▶ [Problem to work on]: Separate out the lines that hold "name".

▶ [Extracts from a graphics dataset]:
— Start —

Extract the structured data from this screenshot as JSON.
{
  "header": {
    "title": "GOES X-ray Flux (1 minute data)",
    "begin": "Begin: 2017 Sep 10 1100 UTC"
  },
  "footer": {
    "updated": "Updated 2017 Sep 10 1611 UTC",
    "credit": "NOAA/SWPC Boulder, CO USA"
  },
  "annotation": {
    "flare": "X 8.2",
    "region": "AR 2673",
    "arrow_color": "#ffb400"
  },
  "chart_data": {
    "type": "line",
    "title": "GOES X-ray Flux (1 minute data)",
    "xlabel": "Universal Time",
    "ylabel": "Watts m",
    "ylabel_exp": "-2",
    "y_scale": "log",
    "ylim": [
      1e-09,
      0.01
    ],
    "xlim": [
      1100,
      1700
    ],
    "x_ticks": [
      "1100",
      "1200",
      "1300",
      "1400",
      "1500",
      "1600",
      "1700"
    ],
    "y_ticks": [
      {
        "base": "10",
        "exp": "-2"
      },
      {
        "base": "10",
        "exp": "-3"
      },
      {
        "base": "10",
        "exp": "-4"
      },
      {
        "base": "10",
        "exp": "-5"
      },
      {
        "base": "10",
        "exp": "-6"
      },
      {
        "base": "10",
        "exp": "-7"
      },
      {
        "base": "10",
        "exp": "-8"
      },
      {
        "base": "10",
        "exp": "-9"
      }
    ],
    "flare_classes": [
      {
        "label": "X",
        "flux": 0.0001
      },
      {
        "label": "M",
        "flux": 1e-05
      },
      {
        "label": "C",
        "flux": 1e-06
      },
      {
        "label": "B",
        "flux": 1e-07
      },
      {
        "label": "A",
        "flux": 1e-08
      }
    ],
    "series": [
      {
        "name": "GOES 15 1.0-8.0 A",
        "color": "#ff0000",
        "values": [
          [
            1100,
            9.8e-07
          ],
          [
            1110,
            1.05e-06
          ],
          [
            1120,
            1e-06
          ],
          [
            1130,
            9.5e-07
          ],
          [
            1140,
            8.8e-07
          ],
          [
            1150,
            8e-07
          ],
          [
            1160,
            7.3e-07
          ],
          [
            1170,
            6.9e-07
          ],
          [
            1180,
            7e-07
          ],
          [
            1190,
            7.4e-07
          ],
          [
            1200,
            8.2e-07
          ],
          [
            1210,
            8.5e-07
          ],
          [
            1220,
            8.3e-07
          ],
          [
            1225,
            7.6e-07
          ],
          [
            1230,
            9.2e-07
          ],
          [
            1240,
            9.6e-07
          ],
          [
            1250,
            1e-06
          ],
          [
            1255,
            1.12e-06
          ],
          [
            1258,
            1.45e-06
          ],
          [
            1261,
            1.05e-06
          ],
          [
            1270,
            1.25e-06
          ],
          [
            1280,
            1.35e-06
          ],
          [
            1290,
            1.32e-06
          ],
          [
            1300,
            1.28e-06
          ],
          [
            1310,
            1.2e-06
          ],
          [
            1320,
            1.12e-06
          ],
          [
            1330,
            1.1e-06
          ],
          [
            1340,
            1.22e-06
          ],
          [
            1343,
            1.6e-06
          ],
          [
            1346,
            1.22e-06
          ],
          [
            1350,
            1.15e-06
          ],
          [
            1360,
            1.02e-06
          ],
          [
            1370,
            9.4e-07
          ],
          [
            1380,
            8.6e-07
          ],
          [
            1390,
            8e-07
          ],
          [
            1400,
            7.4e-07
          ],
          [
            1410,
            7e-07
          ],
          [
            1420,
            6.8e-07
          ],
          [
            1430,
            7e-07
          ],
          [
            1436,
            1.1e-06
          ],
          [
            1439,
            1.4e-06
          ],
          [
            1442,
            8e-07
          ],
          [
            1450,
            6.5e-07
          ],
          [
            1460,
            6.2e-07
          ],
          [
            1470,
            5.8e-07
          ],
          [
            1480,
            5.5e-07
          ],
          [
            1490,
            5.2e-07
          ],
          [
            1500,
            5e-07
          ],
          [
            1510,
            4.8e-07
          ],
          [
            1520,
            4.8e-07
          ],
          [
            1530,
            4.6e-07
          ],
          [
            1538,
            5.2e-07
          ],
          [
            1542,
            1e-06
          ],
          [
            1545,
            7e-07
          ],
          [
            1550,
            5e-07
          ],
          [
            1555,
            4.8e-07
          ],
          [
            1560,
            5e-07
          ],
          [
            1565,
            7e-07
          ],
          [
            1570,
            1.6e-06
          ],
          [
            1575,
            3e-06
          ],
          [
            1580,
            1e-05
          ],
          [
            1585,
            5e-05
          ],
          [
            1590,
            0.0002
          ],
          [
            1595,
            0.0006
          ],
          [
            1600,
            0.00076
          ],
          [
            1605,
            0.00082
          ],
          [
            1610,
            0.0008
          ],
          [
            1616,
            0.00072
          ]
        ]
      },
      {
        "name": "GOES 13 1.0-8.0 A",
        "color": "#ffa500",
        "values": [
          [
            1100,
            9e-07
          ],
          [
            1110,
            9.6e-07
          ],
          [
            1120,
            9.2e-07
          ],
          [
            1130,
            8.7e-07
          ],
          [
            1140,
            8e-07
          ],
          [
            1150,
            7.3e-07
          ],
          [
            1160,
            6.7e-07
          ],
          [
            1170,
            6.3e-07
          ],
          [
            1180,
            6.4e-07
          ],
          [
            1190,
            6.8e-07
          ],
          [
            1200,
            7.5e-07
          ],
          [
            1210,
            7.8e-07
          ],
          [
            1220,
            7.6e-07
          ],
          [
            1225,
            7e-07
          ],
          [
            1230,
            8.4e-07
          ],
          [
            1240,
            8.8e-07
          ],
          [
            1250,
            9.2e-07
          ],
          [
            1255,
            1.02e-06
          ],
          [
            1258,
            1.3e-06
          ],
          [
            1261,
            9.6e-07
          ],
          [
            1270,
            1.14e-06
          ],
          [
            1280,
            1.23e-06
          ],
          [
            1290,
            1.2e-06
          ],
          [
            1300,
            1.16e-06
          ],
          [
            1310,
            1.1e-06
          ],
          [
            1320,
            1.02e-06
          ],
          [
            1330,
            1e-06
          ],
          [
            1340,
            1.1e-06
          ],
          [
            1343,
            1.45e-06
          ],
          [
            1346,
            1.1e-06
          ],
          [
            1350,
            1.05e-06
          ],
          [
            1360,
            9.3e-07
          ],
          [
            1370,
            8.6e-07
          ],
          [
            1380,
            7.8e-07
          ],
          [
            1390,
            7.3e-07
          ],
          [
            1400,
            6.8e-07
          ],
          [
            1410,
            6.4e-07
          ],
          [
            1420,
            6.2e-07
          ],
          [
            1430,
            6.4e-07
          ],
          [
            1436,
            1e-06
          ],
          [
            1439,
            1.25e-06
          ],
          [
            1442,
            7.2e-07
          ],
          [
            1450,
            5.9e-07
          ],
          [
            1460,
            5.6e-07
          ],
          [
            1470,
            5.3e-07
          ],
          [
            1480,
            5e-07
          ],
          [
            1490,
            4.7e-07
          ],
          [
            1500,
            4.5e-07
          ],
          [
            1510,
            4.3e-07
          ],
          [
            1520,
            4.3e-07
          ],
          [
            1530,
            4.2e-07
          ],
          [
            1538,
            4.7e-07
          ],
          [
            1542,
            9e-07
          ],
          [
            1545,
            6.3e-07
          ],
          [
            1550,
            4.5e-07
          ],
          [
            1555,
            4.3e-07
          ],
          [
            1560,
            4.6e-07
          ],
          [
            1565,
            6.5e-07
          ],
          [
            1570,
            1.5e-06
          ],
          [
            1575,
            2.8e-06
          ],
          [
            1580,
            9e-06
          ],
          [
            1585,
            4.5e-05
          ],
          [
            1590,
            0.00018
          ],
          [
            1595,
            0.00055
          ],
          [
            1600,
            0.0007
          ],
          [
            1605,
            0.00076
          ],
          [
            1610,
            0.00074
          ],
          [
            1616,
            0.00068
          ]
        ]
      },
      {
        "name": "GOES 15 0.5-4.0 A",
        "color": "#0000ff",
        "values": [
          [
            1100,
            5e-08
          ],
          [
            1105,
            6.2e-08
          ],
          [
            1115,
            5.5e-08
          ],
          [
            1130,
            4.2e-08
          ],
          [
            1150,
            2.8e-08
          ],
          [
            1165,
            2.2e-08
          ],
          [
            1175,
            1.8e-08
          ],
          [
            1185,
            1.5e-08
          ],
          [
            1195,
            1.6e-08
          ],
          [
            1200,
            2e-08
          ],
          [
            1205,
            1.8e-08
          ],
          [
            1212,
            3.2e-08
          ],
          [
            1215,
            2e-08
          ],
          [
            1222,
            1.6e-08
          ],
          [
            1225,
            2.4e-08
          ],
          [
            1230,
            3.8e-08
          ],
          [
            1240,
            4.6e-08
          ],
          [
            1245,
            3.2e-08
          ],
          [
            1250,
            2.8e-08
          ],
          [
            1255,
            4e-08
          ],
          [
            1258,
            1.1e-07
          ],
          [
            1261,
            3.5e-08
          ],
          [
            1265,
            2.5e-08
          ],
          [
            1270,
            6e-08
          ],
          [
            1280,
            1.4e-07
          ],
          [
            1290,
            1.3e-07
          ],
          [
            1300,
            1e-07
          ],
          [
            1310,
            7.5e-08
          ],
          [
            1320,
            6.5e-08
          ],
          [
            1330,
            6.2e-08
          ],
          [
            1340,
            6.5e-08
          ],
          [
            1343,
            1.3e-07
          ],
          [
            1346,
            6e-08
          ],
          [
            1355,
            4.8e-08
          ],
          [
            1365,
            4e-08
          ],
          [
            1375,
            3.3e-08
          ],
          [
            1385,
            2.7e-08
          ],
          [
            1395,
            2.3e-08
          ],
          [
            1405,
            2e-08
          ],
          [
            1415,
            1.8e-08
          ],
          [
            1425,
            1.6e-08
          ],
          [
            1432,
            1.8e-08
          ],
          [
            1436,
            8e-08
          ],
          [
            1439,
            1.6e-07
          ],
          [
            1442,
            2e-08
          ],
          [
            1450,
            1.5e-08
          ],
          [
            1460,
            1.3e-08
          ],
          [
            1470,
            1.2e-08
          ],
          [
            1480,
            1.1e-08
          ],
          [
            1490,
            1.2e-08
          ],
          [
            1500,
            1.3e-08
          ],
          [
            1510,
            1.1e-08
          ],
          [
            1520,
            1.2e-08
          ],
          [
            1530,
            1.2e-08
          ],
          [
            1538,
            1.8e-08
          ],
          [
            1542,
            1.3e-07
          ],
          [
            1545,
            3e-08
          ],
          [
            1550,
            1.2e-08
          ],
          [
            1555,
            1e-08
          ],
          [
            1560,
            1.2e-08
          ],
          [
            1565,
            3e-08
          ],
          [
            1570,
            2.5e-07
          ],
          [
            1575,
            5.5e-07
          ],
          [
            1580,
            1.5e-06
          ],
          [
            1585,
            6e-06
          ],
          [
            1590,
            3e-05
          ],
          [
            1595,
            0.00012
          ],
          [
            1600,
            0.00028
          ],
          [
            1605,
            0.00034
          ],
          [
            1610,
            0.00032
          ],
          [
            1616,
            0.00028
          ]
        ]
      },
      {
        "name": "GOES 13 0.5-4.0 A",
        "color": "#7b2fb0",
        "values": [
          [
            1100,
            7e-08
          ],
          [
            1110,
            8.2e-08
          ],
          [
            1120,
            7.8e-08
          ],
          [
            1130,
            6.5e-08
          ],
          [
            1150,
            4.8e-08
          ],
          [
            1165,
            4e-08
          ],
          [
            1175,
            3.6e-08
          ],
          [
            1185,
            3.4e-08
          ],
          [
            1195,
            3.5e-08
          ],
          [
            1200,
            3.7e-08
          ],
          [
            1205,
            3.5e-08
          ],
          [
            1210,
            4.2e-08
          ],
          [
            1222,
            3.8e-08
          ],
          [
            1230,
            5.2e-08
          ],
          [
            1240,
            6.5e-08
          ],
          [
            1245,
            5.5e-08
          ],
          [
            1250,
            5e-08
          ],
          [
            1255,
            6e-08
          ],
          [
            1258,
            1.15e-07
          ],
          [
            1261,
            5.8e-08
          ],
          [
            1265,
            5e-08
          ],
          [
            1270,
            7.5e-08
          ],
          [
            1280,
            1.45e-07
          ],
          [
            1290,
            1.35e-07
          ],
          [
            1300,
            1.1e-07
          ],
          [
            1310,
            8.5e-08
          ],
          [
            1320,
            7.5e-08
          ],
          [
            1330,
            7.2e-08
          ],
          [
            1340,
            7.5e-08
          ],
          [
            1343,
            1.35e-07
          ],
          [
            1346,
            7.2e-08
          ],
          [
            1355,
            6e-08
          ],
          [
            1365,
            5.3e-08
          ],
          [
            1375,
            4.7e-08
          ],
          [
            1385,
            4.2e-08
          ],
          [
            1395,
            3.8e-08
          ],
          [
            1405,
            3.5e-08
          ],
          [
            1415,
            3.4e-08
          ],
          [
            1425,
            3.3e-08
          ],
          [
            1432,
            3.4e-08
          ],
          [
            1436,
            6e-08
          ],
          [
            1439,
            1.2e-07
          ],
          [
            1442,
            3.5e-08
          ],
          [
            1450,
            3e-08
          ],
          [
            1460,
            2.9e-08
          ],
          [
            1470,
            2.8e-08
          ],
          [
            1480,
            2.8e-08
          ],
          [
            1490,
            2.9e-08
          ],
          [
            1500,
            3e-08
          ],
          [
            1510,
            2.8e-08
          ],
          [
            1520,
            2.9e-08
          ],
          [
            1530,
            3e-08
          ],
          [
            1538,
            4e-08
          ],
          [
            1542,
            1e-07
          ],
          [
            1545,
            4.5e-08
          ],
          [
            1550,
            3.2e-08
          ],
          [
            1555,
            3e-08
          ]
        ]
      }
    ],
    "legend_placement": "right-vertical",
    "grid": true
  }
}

— End —

▶ [Result below]:
        "name": "GOES 15 1.0-8.0 A",
        "name": "GOES 13 1.0-8.0 A",
        "name": "GOES 15 0.5-4.0 A",
        "name": "GOES 13 0.5-4.0 A",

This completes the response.